**Stated exercise**
Each entry below must be repeated exactly, with pictures left out.

=== Given information ===

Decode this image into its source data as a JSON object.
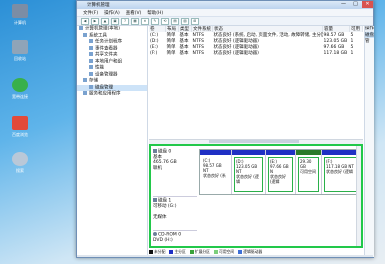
{
  "desktop": {
    "icons": [
      {
        "label": "计算机",
        "color": "#7b8da5"
      },
      {
        "label": "回收站",
        "color": "#8fa4b8"
      },
      {
        "label": "宽带连接",
        "color": "#38b04a"
      },
      {
        "label": "百度浏览",
        "color": "#e24a3a"
      },
      {
        "label": "搜索",
        "color": "#b9c8d8"
      }
    ]
  },
  "window": {
    "title": "计算机管理",
    "menu": [
      "文件(F)",
      "操作(A)",
      "查看(V)",
      "帮助(H)"
    ],
    "controls": {
      "min": "—",
      "max": "□",
      "close": "✕"
    }
  },
  "toolbar": {
    "buttons": [
      "◀",
      "▶",
      "▲",
      "▣",
      "?",
      "▦",
      "✕",
      "✎",
      "⟲",
      "▤",
      "▧",
      "⊞"
    ]
  },
  "tree": {
    "items": [
      {
        "label": "计算机管理(本地)",
        "indent": 0
      },
      {
        "label": "系统工具",
        "indent": 1
      },
      {
        "label": "任务计划程序",
        "indent": 2
      },
      {
        "label": "事件查看器",
        "indent": 2
      },
      {
        "label": "共享文件夹",
        "indent": 2
      },
      {
        "label": "本地用户和组",
        "indent": 2
      },
      {
        "label": "性能",
        "indent": 2
      },
      {
        "label": "设备管理器",
        "indent": 2
      },
      {
        "label": "存储",
        "indent": 1
      },
      {
        "label": "磁盘管理",
        "indent": 2,
        "selected": true
      },
      {
        "label": "服务和应用程序",
        "indent": 1
      }
    ]
  },
  "volumes": {
    "columns": [
      "卷",
      "布局",
      "类型",
      "文件系统",
      "状态",
      "容量",
      "可用"
    ],
    "rows": [
      [
        "(C:)",
        "简单",
        "基本",
        "NTFS",
        "状态良好 (系统, 启动, 页面文件, 活动, 故障转储, 主分区)",
        "98.57 GB",
        "5"
      ],
      [
        "(D:)",
        "简单",
        "基本",
        "NTFS",
        "状态良好 (逻辑驱动器)",
        "123.05 GB",
        "1"
      ],
      [
        "(E:)",
        "简单",
        "基本",
        "NTFS",
        "状态良好 (逻辑驱动器)",
        "97.66 GB",
        "5"
      ],
      [
        "(F:)",
        "简单",
        "基本",
        "NTFS",
        "状态良好 (逻辑驱动器)",
        "117.18 GB",
        "1"
      ]
    ]
  },
  "actions": {
    "header": "操作",
    "selected": "磁盘管"
  },
  "disks": [
    {
      "name": "磁盘 0",
      "type": "基本",
      "size": "465.76 GB",
      "status": "联机"
    },
    {
      "name": "磁盘 1",
      "type": "可移动 (G:)",
      "size": "",
      "status": "无媒体"
    },
    {
      "name": "CD-ROM 0",
      "type": "DVD (H:)",
      "size": "",
      "status": ""
    }
  ],
  "partitions": [
    {
      "label": "(C:)",
      "size": "98.57 GB NT",
      "status": "状态良好 (系",
      "bar": "blue"
    },
    {
      "label": "(D:)",
      "size": "123.05 GB NT",
      "status": "状态良好 (逻辑",
      "bar": "blue",
      "hl": true
    },
    {
      "label": "(E:)",
      "size": "97.66 GB N",
      "status": "状态良好 (逻辑",
      "bar": "blue",
      "hl": true
    },
    {
      "label": "",
      "size": "29.30 GB",
      "status": "可用空间",
      "bar": "green",
      "hl": true
    },
    {
      "label": "(F:)",
      "size": "117.18 GB NT",
      "status": "状态良好 (逻辑",
      "bar": "blue",
      "hl": true
    }
  ],
  "legend": [
    {
      "label": "未分配",
      "color": "#111111"
    },
    {
      "label": "主分区",
      "color": "#1f2fc4"
    },
    {
      "label": "扩展分区",
      "color": "#3aa23a"
    },
    {
      "label": "可用空间",
      "color": "#7ccf7c"
    },
    {
      "label": "逻辑驱动器",
      "color": "#3f70d6"
    }
  ]
}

===

**Task response**
Decode this image into its source data as a JSON object.
{
  "desktop": {
    "icons": [
      {
        "label": "计算机",
        "color": "#7b8da5"
      },
      {
        "label": "回收站",
        "color": "#8fa4b8"
      },
      {
        "label": "宽带连接",
        "color": "#38b04a"
      },
      {
        "label": "百度浏览",
        "color": "#e24a3a"
      },
      {
        "label": "搜索",
        "color": "#b9c8d8"
      }
    ]
  },
  "window": {
    "title": "计算机管理",
    "menu": [
      "文件(F)",
      "操作(A)",
      "查看(V)",
      "帮助(H)"
    ],
    "controls": {
      "min": "—",
      "max": "□",
      "close": "✕"
    }
  },
  "toolbar": {
    "buttons": [
      "◀",
      "▶",
      "▲",
      "▣",
      "?",
      "▦",
      "✕",
      "✎",
      "⟲",
      "▤",
      "▧",
      "⊞"
    ]
  },
  "tree": {
    "items": [
      {
        "label": "计算机管理(本地)",
        "indent": 0
      },
      {
        "label": "系统工具",
        "indent": 1
      },
      {
        "label": "任务计划程序",
        "indent": 2
      },
      {
        "label": "事件查看器",
        "indent": 2
      },
      {
        "label": "共享文件夹",
        "indent": 2
      },
      {
        "label": "本地用户和组",
        "indent": 2
      },
      {
        "label": "性能",
        "indent": 2
      },
      {
        "label": "设备管理器",
        "indent": 2
      },
      {
        "label": "存储",
        "indent": 1
      },
      {
        "label": "磁盘管理",
        "indent": 2,
        "selected": true
      },
      {
        "label": "服务和应用程序",
        "indent": 1
      }
    ]
  },
  "volumes": {
    "columns": [
      "卷",
      "布局",
      "类型",
      "文件系统",
      "状态",
      "容量",
      "可用"
    ],
    "rows": [
      [
        "(C:)",
        "简单",
        "基本",
        "NTFS",
        "状态良好 (系统, 启动, 页面文件, 活动, 故障转储, 主分区)",
        "98.57 GB",
        "5"
      ],
      [
        "(D:)",
        "简单",
        "基本",
        "NTFS",
        "状态良好 (逻辑驱动器)",
        "123.05 GB",
        "1"
      ],
      [
        "(E:)",
        "简单",
        "基本",
        "NTFS",
        "状态良好 (逻辑驱动器)",
        "97.66 GB",
        "5"
      ],
      [
        "(F:)",
        "简单",
        "基本",
        "NTFS",
        "状态良好 (逻辑驱动器)",
        "117.18 GB",
        "1"
      ]
    ]
  },
  "actions": {
    "header": "操作",
    "selected": "磁盘管"
  },
  "disks": [
    {
      "name": "磁盘 0",
      "type": "基本",
      "size": "465.76 GB",
      "status": "联机"
    },
    {
      "name": "磁盘 1",
      "type": "可移动 (G:)",
      "size": "",
      "status": "无媒体"
    },
    {
      "name": "CD-ROM 0",
      "type": "DVD (H:)",
      "size": "",
      "status": ""
    }
  ],
  "partitions": [
    {
      "label": "(C:)",
      "size": "98.57 GB NT",
      "status": "状态良好 (系",
      "bar": "blue"
    },
    {
      "label": "(D:)",
      "size": "123.05 GB NT",
      "status": "状态良好 (逻辑",
      "bar": "blue",
      "hl": true
    },
    {
      "label": "(E:)",
      "size": "97.66 GB N",
      "status": "状态良好 (逻辑",
      "bar": "blue",
      "hl": true
    },
    {
      "label": "",
      "size": "29.30 GB",
      "status": "可用空间",
      "bar": "green",
      "hl": true
    },
    {
      "label": "(F:)",
      "size": "117.18 GB NT",
      "status": "状态良好 (逻辑",
      "bar": "blue",
      "hl": true
    }
  ],
  "legend": [
    {
      "label": "未分配",
      "color": "#111111"
    },
    {
      "label": "主分区",
      "color": "#1f2fc4"
    },
    {
      "label": "扩展分区",
      "color": "#3aa23a"
    },
    {
      "label": "可用空间",
      "color": "#7ccf7c"
    },
    {
      "label": "逻辑驱动器",
      "color": "#3f70d6"
    }
  ]
}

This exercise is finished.